** Start of Input data **

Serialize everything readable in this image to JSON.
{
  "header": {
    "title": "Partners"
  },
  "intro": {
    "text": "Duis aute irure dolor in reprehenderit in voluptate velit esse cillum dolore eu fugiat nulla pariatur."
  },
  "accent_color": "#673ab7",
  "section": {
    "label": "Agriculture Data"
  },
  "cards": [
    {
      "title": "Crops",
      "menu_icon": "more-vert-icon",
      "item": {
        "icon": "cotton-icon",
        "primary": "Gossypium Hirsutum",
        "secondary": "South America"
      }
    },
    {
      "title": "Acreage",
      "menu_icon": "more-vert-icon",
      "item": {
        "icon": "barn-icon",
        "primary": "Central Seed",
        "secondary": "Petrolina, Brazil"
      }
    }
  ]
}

** End of Input data **

__Exercise__:
Every entry should be output exactly as written, please.

__Result for this exercise__:
Serialize everything readable in this image to JSON.
{
  "header": {
    "title": "Partners"
  },
  "intro": {
    "text": "Duis aute irure dolor in reprehenderit in voluptate velit esse cillum dolore eu fugiat nulla pariatur."
  },
  "accent_color": "#673ab7",
  "section": {
    "label": "Agriculture Data"
  },
  "cards": [
    {
      "title": "Crops",
      "menu_icon": "more-vert-icon",
      "item": {
        "icon": "cotton-icon",
        "primary": "Gossypium Hirsutum",
        "secondary": "South America"
      }
    },
    {
      "title": "Acreage",
      "menu_icon": "more-vert-icon",
      "item": {
        "icon": "barn-icon",
        "primary": "Central Seed",
        "secondary": "Petrolina, Brazil"
      }
    }
  ]
}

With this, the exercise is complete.